**Tekst strony**

Gospodarze mają czego żałować, pal licho, że prowadzili po pierwszej połowie, doskonałe okazje do wyrównania w końcówce spotkania powinny zakończyć się golem przesądzającym o pierwszej wygranej "Piwoszy" po blisko roku niemocy. To wszystko ze stadionu w Brzesku, dziękujemy za śledzenie naszej relacji!
Koniec meczu! Okocimski remisuje z Kotwicą Kołobrzeg 1:1!
Tomasz Pikuła za Macieja Ropiejkę (Kotwica). Kibice gospodarzy już opuszczają stadion.
Spalony ratuje Okocimskiego przed prawie pewną stratą gola po kontrataku Kotwicy! Po centrze Bułki przepisy nagiął Biegański!
Techniczny strzał Hłuszki odbija Kamola! Okocimski tylko przez ostatnie kilka minut miał trzy wspaniałe okazje do wyrównania!
Sędzia przedłuża mecz w Brzesku o 3 minuty.
I nie ma bramki! Tym razem Jaworskiego podaniem obsłużył Dziadzio, a Kamola stał jak wryty, gdy bomba Ukraińca mijała słupek jego bramki o dosłownie kilkanaście centymetrów!
Do piłki wybitej po rzucie wolnym dopadł Jaworski i mocno uderzył z dystansu... bardzo, bardzo niecelna próba Ukraińca!
Do mocnego dośrodkowania najwyżej wyskoczył Jacek i spudłował po nieczystej główce.
Wojciech Wojcieszyński już podchodzi do piłki ustawionej na skraju pola karnego Kotwicy - rzut wolny będzie jedną z ostatnich okazji "Piwoszy" na wygranie tego meczu.

**Zestawienie danych**
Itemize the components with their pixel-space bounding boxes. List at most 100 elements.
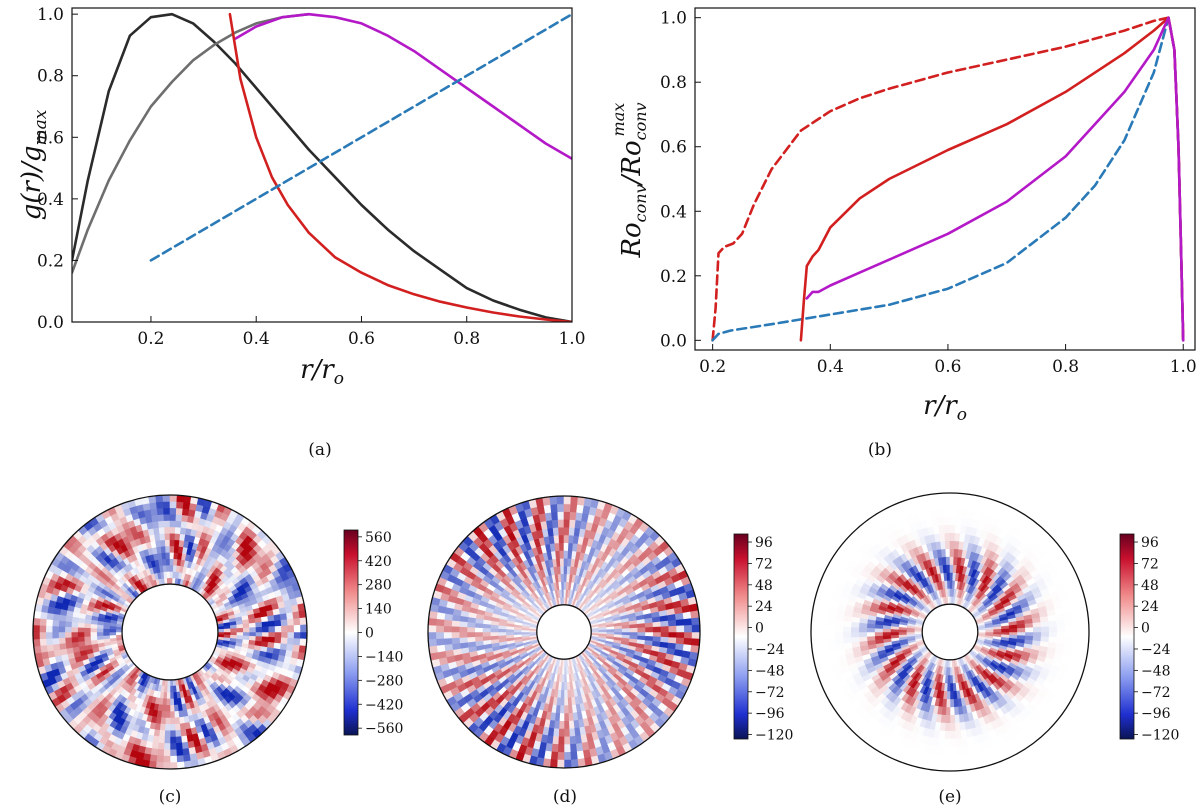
panel-a-series-black: [72, 12, 572, 322]
panel-e-field-cell: [945, 548, 951, 557]
panel-a-series-blue-dashed: [149, 12, 572, 262]
panel-c-colorbar: [343, 529, 359, 736]
panel-c-field-cell: [90, 635, 98, 641]
panel-e-field-cell: [938, 524, 946, 534]
panel-c-field-cell: [164, 717, 171, 725]
panel-c-field-cell: [249, 627, 257, 633]
panel-c-field-cell: [286, 618, 295, 627]
panel-c-field-cell: [45, 618, 54, 627]
panel-d-field-cell: [513, 631, 522, 635]
panel-c-field-cell: [236, 631, 244, 637]
panel-d-field-cell: [674, 612, 685, 621]
panel-d-field-cell: [543, 504, 552, 514]
panel-e-field-cell: [949, 691, 954, 700]
panel-c-field-cell: [287, 631, 295, 639]
panel-e-field-cell: [827, 643, 837, 652]
panel-d-field-cell: [557, 518, 565, 528]
panel-c-field-cell: [166, 564, 171, 572]
panel-e-field-cell: [939, 532, 946, 542]
panel-d-field-cell: [667, 619, 677, 627]
panel-c-field-cell: [169, 558, 175, 566]
panel-d-field-cell: [691, 638, 701, 647]
panel-c-field-cell: [152, 520, 160, 529]
panel-e-field-cell: [818, 638, 828, 647]
panel-d-field-cell: [427, 624, 437, 633]
panel-c-field-cell: [159, 532, 166, 541]
panel-d-field-cell: [676, 631, 685, 639]
panel-d-field-cell: [436, 644, 446, 653]
panel-c-field-cell: [70, 636, 79, 643]
panel-e-field-cell: [949, 746, 957, 756]
panel-b-y-tick-label: 0.6: [660, 138, 687, 158]
panel-d-field-cell: [474, 631, 483, 638]
panel-c-field-cell: [39, 617, 47, 626]
panel-a-x-tick-label: 1.0: [558, 329, 585, 349]
panel-d-field-cell: [435, 631, 445, 640]
panel-c-field-cell: [267, 615, 275, 623]
panel-d-inner-boundary: [536, 604, 592, 660]
panel-c-field-cell: [83, 627, 91, 633]
panel-d-field-cell: [556, 759, 565, 769]
panel-c-field-cell: [274, 625, 282, 633]
panel-d-annulus-field: [427, 495, 701, 769]
panel-c-field-cell: [169, 736, 177, 744]
panel-d-field-cell: [675, 637, 685, 645]
panel-c-field-cell: [157, 736, 165, 744]
panel-d-field-cell: [557, 511, 565, 520]
panel-d-field-cell: [691, 617, 701, 626]
panel-d-field-cell: [598, 629, 607, 633]
panel-b-series-red-solid: [799, 16, 1185, 342]
panel-c-field-cell: [169, 704, 175, 713]
panel-c-field-cell: [293, 624, 301, 633]
panel-c-field-cell: [39, 638, 47, 647]
panel-c-field-cell: [102, 634, 111, 640]
panel-e-field-cell: [944, 524, 951, 534]
panel-b-y-ticks: 0.00.20.40.60.81.0: [660, 9, 701, 351]
panel-d-colorbar-tick-label: 24: [755, 599, 773, 615]
panel-d-field-cell: [563, 751, 572, 761]
panel-e-field-cell: [1040, 626, 1050, 633]
panel-c-field-cell: [70, 621, 79, 628]
panel-e-field-cell: [1001, 628, 1010, 633]
panel-e-field-cell: [949, 524, 956, 534]
panel-b-caption: (b): [868, 440, 892, 460]
panel-d-field-cell: [552, 526, 560, 536]
panel-c-field-cell: [175, 507, 184, 516]
panel-e-field-cell: [1032, 622, 1042, 628]
panel-c-field-cell: [300, 624, 308, 633]
panel-c-field-cell: [223, 628, 232, 633]
panel-d-field-cell: [637, 623, 646, 629]
panel-c-field-cell: [161, 552, 167, 560]
panel-d-field-cell: [683, 618, 693, 627]
panel-d-field-cell: [563, 744, 571, 753]
panel-d-field-cell: [563, 689, 568, 699]
panel-d-field-cell: [521, 631, 530, 635]
panel-e-field-cell: [949, 699, 955, 708]
panel-d-field-cell: [567, 705, 573, 714]
panel-a-x-ticks: 0.2 0.4 0.6 0.8 1.0: [137, 316, 586, 349]
panel-e-field-cell: [1017, 627, 1026, 633]
panel-b-series-magenta-solid: [805, 16, 1185, 342]
panel-e-field-cell: [818, 624, 828, 633]
panel-c-field-cell: [169, 679, 174, 687]
panel-c-field-cell: [292, 611, 301, 620]
panel-d-field-cell: [691, 624, 701, 633]
panel-e-field-cell: [1032, 631, 1042, 638]
panel-c-field-cell: [45, 631, 53, 639]
panel-d-field-cell: [563, 713, 570, 722]
panel-a: 0.2 0.4 0.6 0.8 1.0 0.00.20.40.60.81.0 r/ro …: [17, 5, 586, 460]
panel-a-y-tick-label: 0.8: [37, 67, 64, 87]
panel-d-field-cell: [443, 631, 452, 639]
panel-d-field-cell: [443, 637, 453, 645]
panel-e-field-cell: [944, 532, 951, 542]
panel-b-series-group: [711, 16, 1185, 342]
panel-d-field-cell: [557, 736, 565, 746]
panel-a-series-red: [228, 12, 572, 322]
panel-c-field-cell: [164, 532, 171, 541]
panel-d-field-cell: [474, 635, 484, 642]
panel-e-field-cell: [935, 754, 944, 764]
panel-c-field-cell: [261, 621, 270, 628]
panel-d-field-cell: [482, 627, 491, 633]
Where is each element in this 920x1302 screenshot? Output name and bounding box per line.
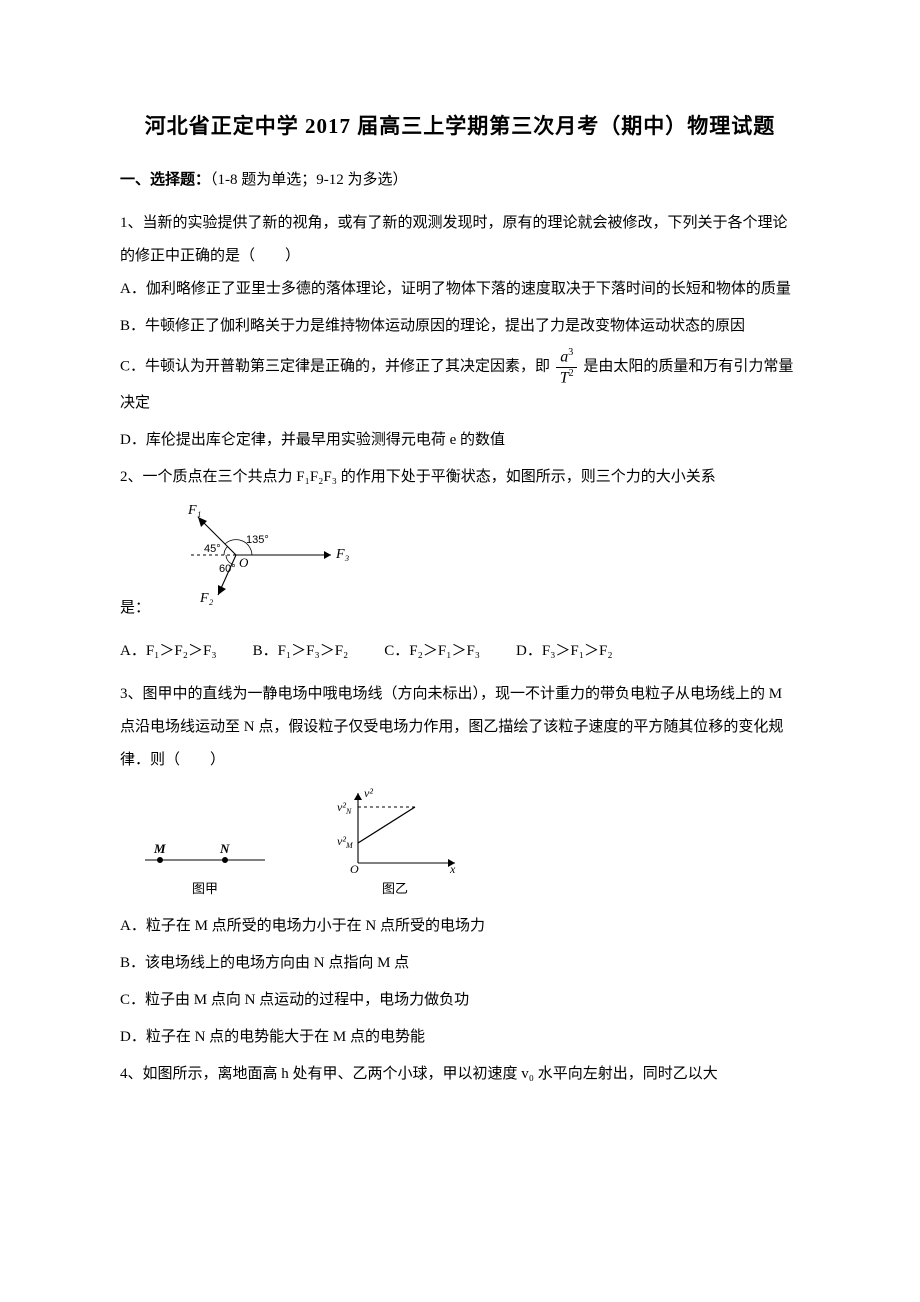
q3-fig-m: M (153, 841, 166, 856)
q2-figure: F₃ F₁ F₂ 45° 60° 135° (176, 500, 366, 623)
question-4: 4、如图所示，离地面高 h 处有甲、乙两个小球，甲以初速度 v₀ 水平向左射出，… (120, 1058, 800, 1091)
q2-stem-suffix: 是： (120, 592, 150, 627)
q3-figure-jia: M N 图甲 (140, 835, 270, 904)
q2-options: A．F₁＞F₂＞F₃ B．F₁＞F₃＞F₂ C．F₂＞F₁＞F₃ D．F₃＞F₁… (120, 635, 800, 668)
q1-stem: 1、当新的实验提供了新的视角，或有了新的观测发现时，原有的理论就会被修改，下列关… (120, 207, 800, 273)
question-3: 3、图甲中的直线为一静电场中哦电场线（方向未标出），现一不计重力的带负电粒子从电… (120, 678, 800, 1054)
q3-stem: 3、图甲中的直线为一静电场中哦电场线（方向未标出），现一不计重力的带负电粒子从电… (120, 678, 800, 777)
q3-option-c: C．粒子由 M 点向 N 点运动的过程中，电场力做负功 (120, 984, 800, 1017)
q2-option-c: C．F₂＞F₁＞F₃ (384, 635, 480, 668)
q1-fraction: a3 T2 (556, 347, 578, 387)
q3-fig-v2: v² (364, 786, 373, 800)
q1-fraction-den: T (560, 369, 569, 386)
q2-fig-o: O (239, 555, 249, 570)
q1-fraction-num-sup: 3 (568, 347, 573, 358)
q3-fig-x: x (449, 862, 456, 875)
q3-fig-label-yi: 图乙 (382, 875, 408, 904)
q1-option-c: C．牛顿认为开普勒第三定律是正确的，并修正了其决定因素，即 a3 T2 是由太阳… (120, 347, 800, 420)
q3-fig-label-jia: 图甲 (192, 875, 218, 904)
question-2: 2、一个质点在三个共点力 F₁F₂F₃ 的作用下处于平衡状态，如图所示，则三个力… (120, 461, 800, 668)
q3-option-a: A．粒子在 M 点所受的电场力小于在 N 点所受的电场力 (120, 910, 800, 943)
q1-optc-pre: C．牛顿认为开普勒第三定律是正确的，并修正了其决定因素，即 (120, 358, 550, 374)
section-1-label-rest: （1-8 题为单选；9-12 为多选） (210, 172, 408, 188)
q3-fig-o: O (350, 862, 359, 875)
q1-fraction-den-sup: 2 (569, 368, 574, 379)
section-1-header: 一、选择题：（1-8 题为单选；9-12 为多选） (120, 168, 800, 189)
q2-option-a: A．F₁＞F₂＞F₃ (120, 635, 217, 668)
q3-option-d: D．粒子在 N 点的电势能大于在 M 点的电势能 (120, 1021, 800, 1054)
q2-fig-a60: 60° (219, 563, 236, 575)
q3-option-b: B．该电场线上的电场方向由 N 点指向 M 点 (120, 947, 800, 980)
q2-option-d: D．F₃＞F₁＞F₂ (516, 635, 613, 668)
q2-stem: 2、一个质点在三个共点力 F₁F₂F₃ 的作用下处于平衡状态，如图所示，则三个力… (120, 461, 800, 494)
q2-fig-a45: 45° (204, 543, 221, 555)
q3-figure-yi: v² v²N v²M O x 图乙 (320, 785, 470, 904)
section-1-label-bold: 一、选择题： (120, 172, 210, 188)
q2-fig-f3: F₃ (335, 547, 350, 562)
q1-option-a: A．伽利略修正了亚里士多德的落体理论，证明了物体下落的速度取决于下落时间的长短和… (120, 273, 800, 306)
q3-fig-n: N (219, 841, 230, 856)
page-title: 河北省正定中学 2017 届高三上学期第三次月考（期中）物理试题 (120, 110, 800, 140)
q2-fig-a135: 135° (246, 534, 269, 546)
question-1: 1、当新的实验提供了新的视角，或有了新的观测发现时，原有的理论就会被修改，下列关… (120, 207, 800, 457)
q3-figure: M N 图甲 (140, 785, 800, 904)
q4-stem: 4、如图所示，离地面高 h 处有甲、乙两个小球，甲以初速度 v₀ 水平向左射出，… (120, 1058, 800, 1091)
q3-fig-vn2: v²N (337, 800, 352, 816)
q2-fig-f2: F₂ (199, 591, 214, 606)
q2-fig-f1: F₁ (187, 503, 201, 518)
q1-option-d: D．库伦提出库仑定律，并最早用实验测得元电荷 e 的数值 (120, 424, 800, 457)
q2-option-b: B．F₁＞F₃＞F₂ (253, 635, 349, 668)
q1-option-b: B．牛顿修正了伽利略关于力是维持物体运动原因的理论，提出了力是改变物体运动状态的… (120, 310, 800, 343)
q3-fig-vm2: v²M (337, 834, 354, 850)
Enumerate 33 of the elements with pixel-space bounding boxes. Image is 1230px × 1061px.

**Twoje zadanie**
Wypisz wszystkich zawodników, których relacja z meczu przedstawia z imienia i nazwiska.

**Odpowiedź**
Tomasz Pikuła, Maciej Ropiejka, Wojciech Wojcieszyński